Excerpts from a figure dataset
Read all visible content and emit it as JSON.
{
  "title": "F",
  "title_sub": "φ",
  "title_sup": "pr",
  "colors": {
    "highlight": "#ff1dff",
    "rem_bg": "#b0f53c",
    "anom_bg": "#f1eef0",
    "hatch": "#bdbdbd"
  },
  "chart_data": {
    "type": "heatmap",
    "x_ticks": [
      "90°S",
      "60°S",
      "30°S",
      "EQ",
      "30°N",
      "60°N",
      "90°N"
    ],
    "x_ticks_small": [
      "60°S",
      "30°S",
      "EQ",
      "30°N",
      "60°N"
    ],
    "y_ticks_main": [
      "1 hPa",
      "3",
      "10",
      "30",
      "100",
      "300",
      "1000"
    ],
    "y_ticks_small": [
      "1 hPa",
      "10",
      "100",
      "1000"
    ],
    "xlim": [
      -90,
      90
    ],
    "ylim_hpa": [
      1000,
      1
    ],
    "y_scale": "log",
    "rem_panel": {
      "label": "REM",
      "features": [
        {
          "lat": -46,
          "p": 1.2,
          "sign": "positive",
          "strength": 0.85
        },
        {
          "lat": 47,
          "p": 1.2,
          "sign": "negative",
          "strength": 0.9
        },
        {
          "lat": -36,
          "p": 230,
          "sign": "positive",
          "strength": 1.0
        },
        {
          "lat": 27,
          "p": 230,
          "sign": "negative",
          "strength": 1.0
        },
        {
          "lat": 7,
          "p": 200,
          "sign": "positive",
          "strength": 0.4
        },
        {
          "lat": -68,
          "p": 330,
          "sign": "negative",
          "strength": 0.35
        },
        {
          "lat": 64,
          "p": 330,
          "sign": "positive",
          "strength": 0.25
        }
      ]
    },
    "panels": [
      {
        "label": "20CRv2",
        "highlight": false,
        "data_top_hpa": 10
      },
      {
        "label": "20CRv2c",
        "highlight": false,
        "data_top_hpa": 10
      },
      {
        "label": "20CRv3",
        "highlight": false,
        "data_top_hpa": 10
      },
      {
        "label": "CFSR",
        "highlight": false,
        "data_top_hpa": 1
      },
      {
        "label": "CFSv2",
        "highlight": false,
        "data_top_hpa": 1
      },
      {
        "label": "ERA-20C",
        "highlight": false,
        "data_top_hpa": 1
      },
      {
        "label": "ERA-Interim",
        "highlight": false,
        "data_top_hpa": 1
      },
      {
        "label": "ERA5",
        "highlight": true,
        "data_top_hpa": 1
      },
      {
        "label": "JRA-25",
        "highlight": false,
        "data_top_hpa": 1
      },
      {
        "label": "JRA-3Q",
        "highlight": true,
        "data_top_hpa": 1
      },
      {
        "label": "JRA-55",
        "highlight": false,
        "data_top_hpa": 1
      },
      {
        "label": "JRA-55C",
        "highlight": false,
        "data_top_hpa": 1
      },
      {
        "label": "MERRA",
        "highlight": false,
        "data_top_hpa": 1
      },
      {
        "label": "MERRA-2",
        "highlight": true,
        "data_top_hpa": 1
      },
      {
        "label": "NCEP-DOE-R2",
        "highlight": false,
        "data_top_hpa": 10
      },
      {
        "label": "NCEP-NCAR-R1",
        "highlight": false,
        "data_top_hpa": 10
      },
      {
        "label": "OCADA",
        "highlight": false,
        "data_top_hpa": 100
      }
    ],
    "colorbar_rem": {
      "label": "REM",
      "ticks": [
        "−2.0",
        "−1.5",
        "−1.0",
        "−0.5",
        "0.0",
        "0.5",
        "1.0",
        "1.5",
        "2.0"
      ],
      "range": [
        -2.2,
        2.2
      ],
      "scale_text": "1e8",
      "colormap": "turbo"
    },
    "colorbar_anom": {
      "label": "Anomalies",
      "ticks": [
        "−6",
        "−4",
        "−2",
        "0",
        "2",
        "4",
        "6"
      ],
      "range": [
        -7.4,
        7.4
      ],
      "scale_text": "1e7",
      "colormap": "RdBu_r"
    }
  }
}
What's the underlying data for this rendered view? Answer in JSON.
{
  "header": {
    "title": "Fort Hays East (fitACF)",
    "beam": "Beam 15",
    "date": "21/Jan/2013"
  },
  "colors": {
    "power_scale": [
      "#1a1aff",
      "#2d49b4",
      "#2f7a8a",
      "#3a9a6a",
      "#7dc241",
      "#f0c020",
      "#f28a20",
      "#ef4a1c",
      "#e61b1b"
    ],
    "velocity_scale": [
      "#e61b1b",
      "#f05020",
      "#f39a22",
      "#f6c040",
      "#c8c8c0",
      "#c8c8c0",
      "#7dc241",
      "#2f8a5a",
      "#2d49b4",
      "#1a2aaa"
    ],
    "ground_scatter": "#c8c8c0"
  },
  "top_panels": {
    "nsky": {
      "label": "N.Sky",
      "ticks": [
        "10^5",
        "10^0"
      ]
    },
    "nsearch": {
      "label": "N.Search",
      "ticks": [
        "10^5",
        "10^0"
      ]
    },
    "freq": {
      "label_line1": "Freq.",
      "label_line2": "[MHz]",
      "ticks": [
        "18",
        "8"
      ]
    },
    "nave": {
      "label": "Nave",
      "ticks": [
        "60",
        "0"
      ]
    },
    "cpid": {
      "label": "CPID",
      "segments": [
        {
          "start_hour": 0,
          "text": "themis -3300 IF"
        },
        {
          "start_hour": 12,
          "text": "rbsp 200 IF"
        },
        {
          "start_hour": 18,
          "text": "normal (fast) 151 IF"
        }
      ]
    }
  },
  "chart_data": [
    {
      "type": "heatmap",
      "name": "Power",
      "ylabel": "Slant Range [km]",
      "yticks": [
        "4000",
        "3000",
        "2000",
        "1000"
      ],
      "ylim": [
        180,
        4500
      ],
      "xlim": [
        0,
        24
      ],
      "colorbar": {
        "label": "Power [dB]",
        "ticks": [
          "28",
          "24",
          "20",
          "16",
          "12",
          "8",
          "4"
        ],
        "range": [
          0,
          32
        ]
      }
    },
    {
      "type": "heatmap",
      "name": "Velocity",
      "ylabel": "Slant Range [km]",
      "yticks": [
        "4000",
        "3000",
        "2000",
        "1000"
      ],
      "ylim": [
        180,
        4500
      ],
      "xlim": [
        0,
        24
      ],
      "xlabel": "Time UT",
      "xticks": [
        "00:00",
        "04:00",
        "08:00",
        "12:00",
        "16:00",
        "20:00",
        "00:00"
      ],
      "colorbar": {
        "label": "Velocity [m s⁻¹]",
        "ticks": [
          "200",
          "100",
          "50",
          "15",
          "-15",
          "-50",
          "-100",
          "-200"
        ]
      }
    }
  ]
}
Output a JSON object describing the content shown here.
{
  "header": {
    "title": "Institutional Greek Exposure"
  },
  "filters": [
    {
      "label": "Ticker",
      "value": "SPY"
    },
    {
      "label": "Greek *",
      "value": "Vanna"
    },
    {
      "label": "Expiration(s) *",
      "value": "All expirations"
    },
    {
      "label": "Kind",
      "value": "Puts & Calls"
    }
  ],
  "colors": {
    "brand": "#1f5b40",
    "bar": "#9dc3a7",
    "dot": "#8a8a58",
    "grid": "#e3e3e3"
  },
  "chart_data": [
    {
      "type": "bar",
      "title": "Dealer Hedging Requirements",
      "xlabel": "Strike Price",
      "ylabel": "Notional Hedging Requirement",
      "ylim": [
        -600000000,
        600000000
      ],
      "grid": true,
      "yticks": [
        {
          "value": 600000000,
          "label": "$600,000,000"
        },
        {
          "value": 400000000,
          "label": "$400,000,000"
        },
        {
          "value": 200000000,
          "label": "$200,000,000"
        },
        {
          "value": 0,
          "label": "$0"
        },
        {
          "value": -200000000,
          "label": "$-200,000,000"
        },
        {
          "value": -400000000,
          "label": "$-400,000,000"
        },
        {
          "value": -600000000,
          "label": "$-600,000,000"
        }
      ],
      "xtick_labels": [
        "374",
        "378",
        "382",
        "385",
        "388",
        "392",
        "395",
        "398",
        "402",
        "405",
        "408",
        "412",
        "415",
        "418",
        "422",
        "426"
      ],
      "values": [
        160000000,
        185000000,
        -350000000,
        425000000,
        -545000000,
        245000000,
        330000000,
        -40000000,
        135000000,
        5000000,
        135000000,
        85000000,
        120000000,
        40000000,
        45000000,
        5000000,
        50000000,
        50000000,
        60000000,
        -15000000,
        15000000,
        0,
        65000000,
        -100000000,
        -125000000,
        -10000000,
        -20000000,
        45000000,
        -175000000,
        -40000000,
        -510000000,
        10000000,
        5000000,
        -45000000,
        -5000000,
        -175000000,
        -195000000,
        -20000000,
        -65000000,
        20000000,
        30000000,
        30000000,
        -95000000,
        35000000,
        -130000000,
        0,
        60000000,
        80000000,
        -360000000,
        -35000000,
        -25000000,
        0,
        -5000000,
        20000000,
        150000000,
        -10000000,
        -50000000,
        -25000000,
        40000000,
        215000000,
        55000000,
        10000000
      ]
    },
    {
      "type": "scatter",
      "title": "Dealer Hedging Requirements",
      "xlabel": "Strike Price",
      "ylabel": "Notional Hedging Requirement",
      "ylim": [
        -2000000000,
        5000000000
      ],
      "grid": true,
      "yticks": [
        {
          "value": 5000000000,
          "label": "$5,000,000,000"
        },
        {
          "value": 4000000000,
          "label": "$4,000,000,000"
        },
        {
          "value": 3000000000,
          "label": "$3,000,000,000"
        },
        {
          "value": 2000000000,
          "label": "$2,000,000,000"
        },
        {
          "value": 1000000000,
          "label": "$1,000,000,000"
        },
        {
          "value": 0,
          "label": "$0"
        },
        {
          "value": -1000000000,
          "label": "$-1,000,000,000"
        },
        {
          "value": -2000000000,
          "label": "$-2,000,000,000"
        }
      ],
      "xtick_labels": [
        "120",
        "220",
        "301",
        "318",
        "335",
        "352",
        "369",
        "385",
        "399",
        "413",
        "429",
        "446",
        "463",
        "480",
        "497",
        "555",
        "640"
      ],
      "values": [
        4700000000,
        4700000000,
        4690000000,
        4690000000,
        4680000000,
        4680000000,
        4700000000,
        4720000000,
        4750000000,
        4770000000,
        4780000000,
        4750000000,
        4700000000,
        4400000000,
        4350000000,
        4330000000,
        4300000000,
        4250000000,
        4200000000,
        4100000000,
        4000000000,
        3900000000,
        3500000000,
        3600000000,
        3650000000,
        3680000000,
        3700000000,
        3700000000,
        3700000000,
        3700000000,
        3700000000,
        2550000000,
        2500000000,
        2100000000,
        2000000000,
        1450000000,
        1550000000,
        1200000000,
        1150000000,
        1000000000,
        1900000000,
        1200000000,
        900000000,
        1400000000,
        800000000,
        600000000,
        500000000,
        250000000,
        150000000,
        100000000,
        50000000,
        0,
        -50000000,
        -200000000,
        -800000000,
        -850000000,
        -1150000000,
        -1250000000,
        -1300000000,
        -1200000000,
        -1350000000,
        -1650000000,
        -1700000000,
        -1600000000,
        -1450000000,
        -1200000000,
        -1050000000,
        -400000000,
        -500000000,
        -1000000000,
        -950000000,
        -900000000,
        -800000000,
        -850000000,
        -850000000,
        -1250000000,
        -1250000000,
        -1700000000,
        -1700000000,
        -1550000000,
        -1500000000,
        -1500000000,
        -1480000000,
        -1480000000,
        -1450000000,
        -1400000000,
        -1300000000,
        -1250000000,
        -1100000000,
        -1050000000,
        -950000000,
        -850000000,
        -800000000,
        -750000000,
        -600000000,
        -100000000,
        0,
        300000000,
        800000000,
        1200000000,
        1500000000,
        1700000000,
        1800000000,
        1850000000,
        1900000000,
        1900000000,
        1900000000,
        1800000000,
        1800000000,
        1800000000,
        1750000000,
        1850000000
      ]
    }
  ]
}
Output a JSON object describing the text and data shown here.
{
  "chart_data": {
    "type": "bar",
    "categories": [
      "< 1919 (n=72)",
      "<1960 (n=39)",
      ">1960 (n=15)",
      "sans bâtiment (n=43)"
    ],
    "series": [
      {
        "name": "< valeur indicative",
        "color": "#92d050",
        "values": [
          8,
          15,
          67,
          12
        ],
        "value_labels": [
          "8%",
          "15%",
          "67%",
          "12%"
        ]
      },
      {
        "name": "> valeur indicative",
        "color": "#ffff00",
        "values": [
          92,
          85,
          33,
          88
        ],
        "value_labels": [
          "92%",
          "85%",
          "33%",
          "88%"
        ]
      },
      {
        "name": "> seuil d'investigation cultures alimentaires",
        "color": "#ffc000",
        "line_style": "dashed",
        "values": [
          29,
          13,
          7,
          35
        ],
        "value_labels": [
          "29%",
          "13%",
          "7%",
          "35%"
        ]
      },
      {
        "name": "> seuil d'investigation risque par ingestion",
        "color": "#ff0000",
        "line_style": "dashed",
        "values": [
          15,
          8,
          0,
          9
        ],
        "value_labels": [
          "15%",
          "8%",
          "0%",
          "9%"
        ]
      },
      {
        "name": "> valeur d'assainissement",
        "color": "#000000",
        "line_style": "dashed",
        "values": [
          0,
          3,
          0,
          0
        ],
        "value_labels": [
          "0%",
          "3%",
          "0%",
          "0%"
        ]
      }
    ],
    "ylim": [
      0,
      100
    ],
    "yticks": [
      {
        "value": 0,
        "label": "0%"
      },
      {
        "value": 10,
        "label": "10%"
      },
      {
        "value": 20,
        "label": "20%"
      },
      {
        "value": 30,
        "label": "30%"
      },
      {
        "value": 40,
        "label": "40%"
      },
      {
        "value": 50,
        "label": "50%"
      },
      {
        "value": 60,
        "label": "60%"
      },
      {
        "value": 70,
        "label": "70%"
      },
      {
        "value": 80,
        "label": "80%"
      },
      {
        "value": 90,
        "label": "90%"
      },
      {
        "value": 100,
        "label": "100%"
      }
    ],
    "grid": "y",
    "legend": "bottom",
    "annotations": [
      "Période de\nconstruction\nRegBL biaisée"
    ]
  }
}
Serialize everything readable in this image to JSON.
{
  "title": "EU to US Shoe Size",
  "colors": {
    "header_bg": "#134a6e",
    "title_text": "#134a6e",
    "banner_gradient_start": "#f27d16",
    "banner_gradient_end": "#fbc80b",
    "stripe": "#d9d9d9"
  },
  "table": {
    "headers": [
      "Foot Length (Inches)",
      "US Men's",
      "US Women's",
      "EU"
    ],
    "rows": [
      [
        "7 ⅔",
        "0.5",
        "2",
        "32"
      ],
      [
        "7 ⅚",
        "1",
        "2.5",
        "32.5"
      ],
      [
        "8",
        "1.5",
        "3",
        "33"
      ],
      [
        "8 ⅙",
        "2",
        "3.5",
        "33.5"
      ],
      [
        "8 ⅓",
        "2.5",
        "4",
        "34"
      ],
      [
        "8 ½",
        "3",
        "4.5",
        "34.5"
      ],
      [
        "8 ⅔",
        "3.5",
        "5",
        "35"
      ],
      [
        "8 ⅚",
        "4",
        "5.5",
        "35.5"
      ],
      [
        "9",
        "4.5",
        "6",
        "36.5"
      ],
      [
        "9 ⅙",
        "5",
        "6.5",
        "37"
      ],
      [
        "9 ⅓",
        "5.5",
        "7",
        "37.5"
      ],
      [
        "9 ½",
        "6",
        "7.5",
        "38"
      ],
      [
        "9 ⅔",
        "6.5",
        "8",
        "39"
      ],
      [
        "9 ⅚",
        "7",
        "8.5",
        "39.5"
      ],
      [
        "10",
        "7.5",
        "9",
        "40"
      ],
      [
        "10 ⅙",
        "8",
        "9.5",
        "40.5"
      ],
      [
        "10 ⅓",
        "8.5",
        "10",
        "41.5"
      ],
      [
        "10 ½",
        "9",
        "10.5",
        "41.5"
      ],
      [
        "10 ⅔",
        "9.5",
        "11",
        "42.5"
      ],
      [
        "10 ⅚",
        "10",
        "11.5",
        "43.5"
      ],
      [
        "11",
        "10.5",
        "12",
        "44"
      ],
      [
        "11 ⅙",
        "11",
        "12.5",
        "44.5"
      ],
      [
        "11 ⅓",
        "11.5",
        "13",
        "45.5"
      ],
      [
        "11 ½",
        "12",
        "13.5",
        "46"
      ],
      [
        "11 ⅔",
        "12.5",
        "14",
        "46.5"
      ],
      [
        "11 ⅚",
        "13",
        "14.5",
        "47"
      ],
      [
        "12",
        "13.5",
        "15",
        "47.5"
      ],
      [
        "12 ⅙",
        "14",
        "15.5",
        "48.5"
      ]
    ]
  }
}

**GIVEN PROBLEM**
Extract every line containing the string "strength" from the data above.

**FULL SOLUTION**
          "strength": 0.85
          "strength": 0.9
          "strength": 1.0
          "strength": 1.0
          "strength": 0.4
          "strength": 0.35
          "strength": 0.25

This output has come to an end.